When you think of the military, you don’t think of environmentally-friendly weapons.

But recently, the Air Force has designed a wand equipped with light and heat to kill “unwanted vegetation” (i.e. weeds). The device is called NatureZap, and was created in conjunction with Global Neighbor.

Global Neighbor is currently testing the device in Southern California at Edwards Air Force Base, with the help of Cadance Lowell, a professor at Central State University in California.

The company created the device with Edwards Air Force Base’s Danny Reinke, a principal scientist for the 412th Civil Engineering Group.

The electric device harnesses “heat and high-energy blue light to kill the plants’ leaves and roots,” according to TakePart.

Global Neighbor President Jon Jackson stated, “We’ve had a pretty good success rate. We get about a 70 to 80 percent die-back without growth.” He also noted the device is particularly successful when used to kill ragweed, crabgrass, and dandelions.

What’s so efficient about the device is its ability to penetrate the ground up to two inches — and it doesn’t harm the “good” vegetation in the surrounding areas. Jackson stated, “Chemicals applications have lasting damage” – which is why NatureZap was developed.

### INFORMATION SUPPLIED

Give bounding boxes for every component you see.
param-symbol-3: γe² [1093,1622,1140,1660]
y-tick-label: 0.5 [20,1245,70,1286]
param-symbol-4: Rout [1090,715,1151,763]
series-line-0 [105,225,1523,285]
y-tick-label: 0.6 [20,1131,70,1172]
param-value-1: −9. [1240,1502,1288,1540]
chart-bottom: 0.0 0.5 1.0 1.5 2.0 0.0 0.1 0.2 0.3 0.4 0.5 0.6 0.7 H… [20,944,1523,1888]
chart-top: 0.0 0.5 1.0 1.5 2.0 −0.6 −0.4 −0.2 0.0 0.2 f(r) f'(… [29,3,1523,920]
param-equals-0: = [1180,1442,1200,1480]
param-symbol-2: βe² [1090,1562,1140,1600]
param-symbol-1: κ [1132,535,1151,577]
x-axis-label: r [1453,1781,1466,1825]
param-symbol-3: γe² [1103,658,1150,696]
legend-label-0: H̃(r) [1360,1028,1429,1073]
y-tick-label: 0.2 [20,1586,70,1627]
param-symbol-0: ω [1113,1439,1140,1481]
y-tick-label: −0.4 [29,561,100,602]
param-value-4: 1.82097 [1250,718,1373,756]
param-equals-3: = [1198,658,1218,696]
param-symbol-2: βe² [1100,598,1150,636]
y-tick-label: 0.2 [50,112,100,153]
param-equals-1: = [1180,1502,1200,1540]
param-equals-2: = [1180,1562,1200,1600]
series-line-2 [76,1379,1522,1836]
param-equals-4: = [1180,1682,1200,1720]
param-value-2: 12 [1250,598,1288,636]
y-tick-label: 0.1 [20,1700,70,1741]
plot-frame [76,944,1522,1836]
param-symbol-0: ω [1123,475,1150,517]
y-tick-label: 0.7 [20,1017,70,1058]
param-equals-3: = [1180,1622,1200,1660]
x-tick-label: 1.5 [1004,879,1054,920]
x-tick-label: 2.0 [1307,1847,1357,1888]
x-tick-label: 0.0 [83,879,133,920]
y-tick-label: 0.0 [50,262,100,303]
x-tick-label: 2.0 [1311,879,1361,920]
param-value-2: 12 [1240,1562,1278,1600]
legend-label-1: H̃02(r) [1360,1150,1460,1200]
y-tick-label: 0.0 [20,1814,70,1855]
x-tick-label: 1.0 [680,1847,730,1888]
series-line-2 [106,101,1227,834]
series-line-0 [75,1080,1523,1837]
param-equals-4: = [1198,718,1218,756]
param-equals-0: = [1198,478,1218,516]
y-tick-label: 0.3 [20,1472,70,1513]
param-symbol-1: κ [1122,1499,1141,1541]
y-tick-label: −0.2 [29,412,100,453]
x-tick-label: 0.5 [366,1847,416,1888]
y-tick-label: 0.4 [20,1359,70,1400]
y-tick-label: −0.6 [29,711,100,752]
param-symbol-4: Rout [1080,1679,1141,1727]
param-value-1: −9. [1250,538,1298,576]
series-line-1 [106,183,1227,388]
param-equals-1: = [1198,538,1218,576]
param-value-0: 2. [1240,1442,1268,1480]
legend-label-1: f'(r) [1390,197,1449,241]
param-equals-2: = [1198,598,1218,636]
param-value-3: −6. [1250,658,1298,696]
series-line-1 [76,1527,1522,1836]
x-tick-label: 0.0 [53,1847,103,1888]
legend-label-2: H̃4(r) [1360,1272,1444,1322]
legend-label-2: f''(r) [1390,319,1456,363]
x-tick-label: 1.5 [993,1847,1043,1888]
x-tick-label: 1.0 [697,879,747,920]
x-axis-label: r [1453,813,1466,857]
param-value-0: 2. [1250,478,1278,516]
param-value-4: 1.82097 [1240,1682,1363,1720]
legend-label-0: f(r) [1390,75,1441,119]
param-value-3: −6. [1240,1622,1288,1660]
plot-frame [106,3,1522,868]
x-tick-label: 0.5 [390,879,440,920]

### QUESTIONS
- 1) Decide whether each statement agrees with the NatureZap article, answering yes or no and quoting the deciding words: (a) The device is being tested at Edwards Air Force Base. (b) Cadance Lowell is the president of Global Neighbor. (c) The device can reach up to two inches into the ground.
- 2) Extend the NatureZap article, beginning after its last sentence.
The listing has no connection to the NatureZap article.

### OUTPUTS BY TASK
- 1)
(a) Yes: "Global Neighbor is currently testing the device in Southern California at Edwards Air Force Base"
(b) No: "Global Neighbor President Jon Jackson"
(c) Yes: "its ability to penetrate the ground up to two inches"

- 2)
Global Neighbor had created a similar device by the same name; however, it wasn’t as effective. It was missing the high-energy blast of blue light, which was suggested by Reinke.

So far, the project has received two rounds of funding totaling over $900,000 from the Federal Government Small Business Innovation Research Program to develop and test the device.

Reinke noted that the technology would help the military reach their goals and requirements to reduce their use of toxic chemicals under the Sikes Act. Plus, it could free up funding for other conservation efforts.

Experts have shown interest in NatureZap. The company plans to continue to test it, and publish a study as the first step.

If the device is successful, this could mean a huge step in innovation in the pest and weed-killing arenas.

Some may think we are caring less for our environment, but this device says otherwise. It could bring a brighter future for our environment and communities.